-- Begin Dataset records --

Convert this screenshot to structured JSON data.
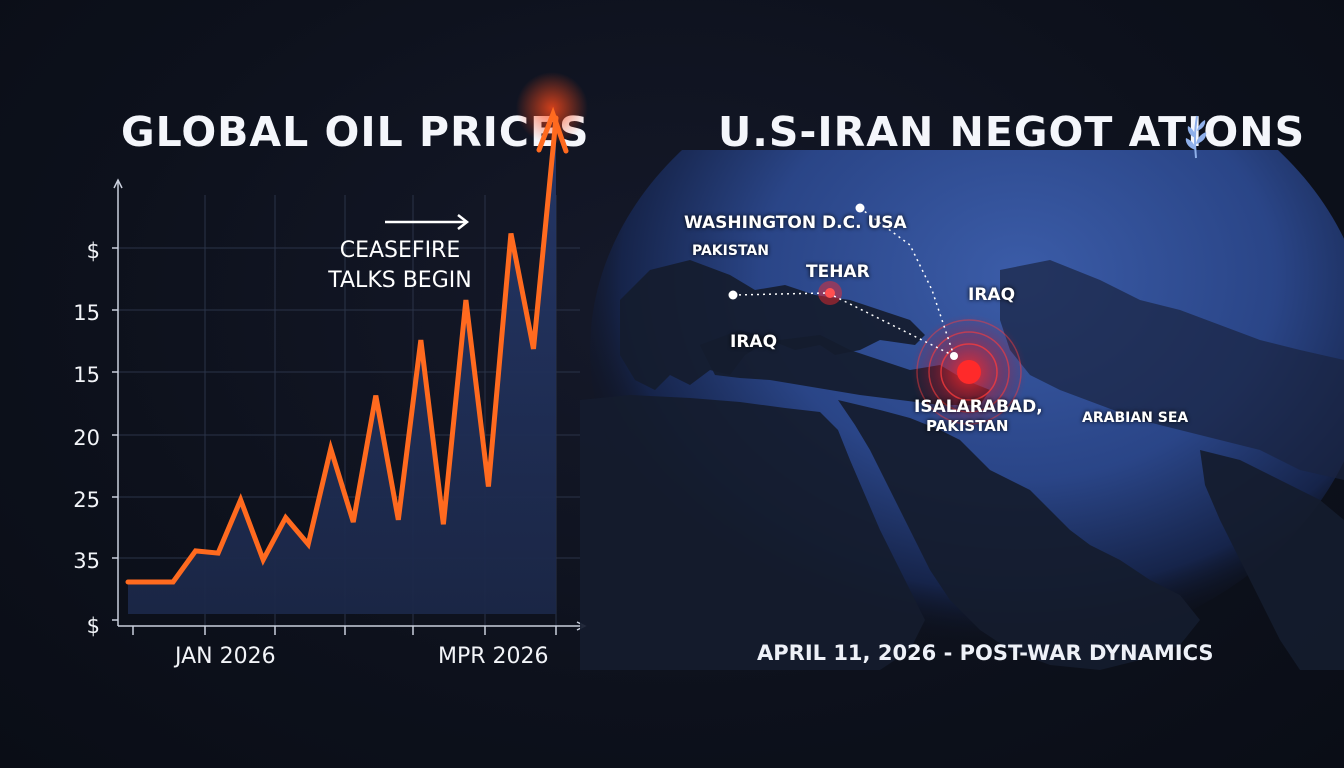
{
  "chart_data": {
    "type": "line",
    "title": "GLOBAL OIL PRICES",
    "xlabel": "",
    "ylabel": "",
    "y_tick_labels": [
      "$",
      "15",
      "15",
      "20",
      "25",
      "35",
      "$"
    ],
    "x_tick_labels": [
      "JAN 2026",
      "MPR 2026"
    ],
    "annotation": {
      "line1": "CEASEFIRE",
      "line2": "TALKS BEGIN"
    },
    "series": [
      {
        "values": [
          12.9,
          12.9,
          12.9,
          14.3,
          14.2,
          16.6,
          13.9,
          15.8,
          14.6,
          18.9,
          15.6,
          21.3,
          15.7,
          23.8,
          15.5,
          25.6,
          17.2,
          28.6,
          23.4,
          33.8
        ]
      }
    ],
    "colors": {
      "line": "#ff6a1f",
      "fill": "#1e2c4f",
      "grid": "#2a3348",
      "axis": "#c9cfdc"
    },
    "grid": true
  },
  "map": {
    "title": "U.S-IRAN NEGOT ATIONS",
    "title_icon": "olive-branch-icon",
    "labels": {
      "washington": "WASHINGTON D.C. USA",
      "pakistan_top": "PAKISTAN",
      "tehar": "TEHAR",
      "iraq_east": "IRAQ",
      "iraq_west": "IRAQ",
      "isalarabad_line1": "ISALARABAD,",
      "isalarabad_line2": "PAKISTAN",
      "arabian_sea": "ARABIAN SEA"
    },
    "subtitle": "APRIL 11, 2026 - POST-WAR DYNAMICS",
    "colors": {
      "ocean": "#2f4f9a",
      "land": "#151c2e",
      "pulse": "#ff2d2d"
    }
  }
}
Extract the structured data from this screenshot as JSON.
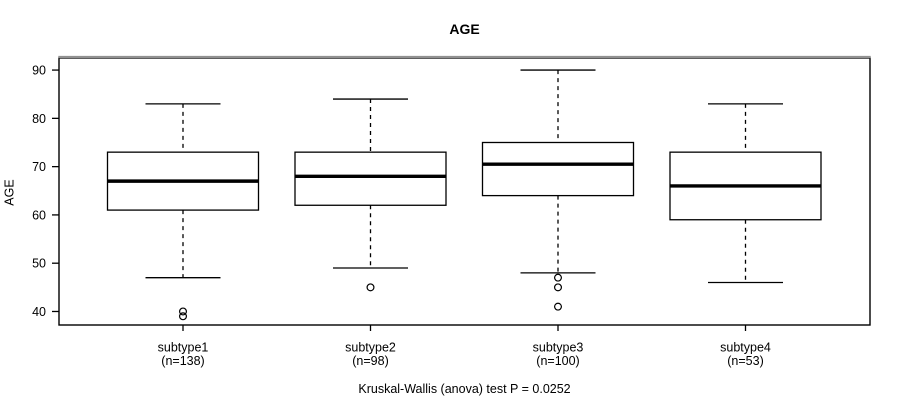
{
  "chart_data": {
    "type": "boxplot",
    "title": "AGE",
    "ylabel": "AGE",
    "footer": "Kruskal-Wallis (anova) test P = 0.0252",
    "y_ticks": [
      40,
      50,
      60,
      70,
      80,
      90
    ],
    "ylim": [
      37.2,
      92.5
    ],
    "grid": false,
    "legend": "none",
    "groups": [
      {
        "label": "subtype1",
        "sublabel": "(n=138)",
        "n": 138,
        "whisker_low": 47,
        "q1": 61,
        "median": 67,
        "q3": 73,
        "whisker_high": 83,
        "outliers": [
          40,
          39
        ]
      },
      {
        "label": "subtype2",
        "sublabel": "(n=98)",
        "n": 98,
        "whisker_low": 49,
        "q1": 62,
        "median": 68,
        "q3": 73,
        "whisker_high": 84,
        "outliers": [
          45
        ]
      },
      {
        "label": "subtype3",
        "sublabel": "(n=100)",
        "n": 100,
        "whisker_low": 48,
        "q1": 64,
        "median": 70.5,
        "q3": 75,
        "whisker_high": 90,
        "outliers": [
          47,
          45,
          41
        ]
      },
      {
        "label": "subtype4",
        "sublabel": "(n=53)",
        "n": 53,
        "whisker_low": 46,
        "q1": 59,
        "median": 66,
        "q3": 73,
        "whisker_high": 83,
        "outliers": []
      }
    ],
    "colors": {
      "line": "#000000",
      "box_fill": "#ffffff",
      "frame_top": "#919191",
      "background": "#ffffff"
    }
  }
}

-- End Dataset records --

> [Stated goal]:
Without including any pictures, output all the entries above exactly.

> [Response]:
Convert this screenshot to structured JSON data.
{
  "chart_data": {
    "type": "line",
    "title": "GLOBAL OIL PRICES",
    "xlabel": "",
    "ylabel": "",
    "y_tick_labels": [
      "$",
      "15",
      "15",
      "20",
      "25",
      "35",
      "$"
    ],
    "x_tick_labels": [
      "JAN 2026",
      "MPR 2026"
    ],
    "annotation": {
      "line1": "CEASEFIRE",
      "line2": "TALKS BEGIN"
    },
    "series": [
      {
        "values": [
          12.9,
          12.9,
          12.9,
          14.3,
          14.2,
          16.6,
          13.9,
          15.8,
          14.6,
          18.9,
          15.6,
          21.3,
          15.7,
          23.8,
          15.5,
          25.6,
          17.2,
          28.6,
          23.4,
          33.8
        ]
      }
    ],
    "colors": {
      "line": "#ff6a1f",
      "fill": "#1e2c4f",
      "grid": "#2a3348",
      "axis": "#c9cfdc"
    },
    "grid": true
  },
  "map": {
    "title": "U.S-IRAN NEGOT ATIONS",
    "title_icon": "olive-branch-icon",
    "labels": {
      "washington": "WASHINGTON D.C. USA",
      "pakistan_top": "PAKISTAN",
      "tehar": "TEHAR",
      "iraq_east": "IRAQ",
      "iraq_west": "IRAQ",
      "isalarabad_line1": "ISALARABAD,",
      "isalarabad_line2": "PAKISTAN",
      "arabian_sea": "ARABIAN SEA"
    },
    "subtitle": "APRIL 11, 2026 - POST-WAR DYNAMICS",
    "colors": {
      "ocean": "#2f4f9a",
      "land": "#151c2e",
      "pulse": "#ff2d2d"
    }
  }
}
Extract the structured data from this screenshot as JSON.
{
  "chart_data": {
    "type": "boxplot",
    "title": "AGE",
    "ylabel": "AGE",
    "footer": "Kruskal-Wallis (anova) test P = 0.0252",
    "y_ticks": [
      40,
      50,
      60,
      70,
      80,
      90
    ],
    "ylim": [
      37.2,
      92.5
    ],
    "grid": false,
    "legend": "none",
    "groups": [
      {
        "label": "subtype1",
        "sublabel": "(n=138)",
        "n": 138,
        "whisker_low": 47,
        "q1": 61,
        "median": 67,
        "q3": 73,
        "whisker_high": 83,
        "outliers": [
          40,
          39
        ]
      },
      {
        "label": "subtype2",
        "sublabel": "(n=98)",
        "n": 98,
        "whisker_low": 49,
        "q1": 62,
        "median": 68,
        "q3": 73,
        "whisker_high": 84,
        "outliers": [
          45
        ]
      },
      {
        "label": "subtype3",
        "sublabel": "(n=100)",
        "n": 100,
        "whisker_low": 48,
        "q1": 64,
        "median": 70.5,
        "q3": 75,
        "whisker_high": 90,
        "outliers": [
          47,
          45,
          41
        ]
      },
      {
        "label": "subtype4",
        "sublabel": "(n=53)",
        "n": 53,
        "whisker_low": 46,
        "q1": 59,
        "median": 66,
        "q3": 73,
        "whisker_high": 83,
        "outliers": []
      }
    ],
    "colors": {
      "line": "#000000",
      "box_fill": "#ffffff",
      "frame_top": "#919191",
      "background": "#ffffff"
    }
  }
}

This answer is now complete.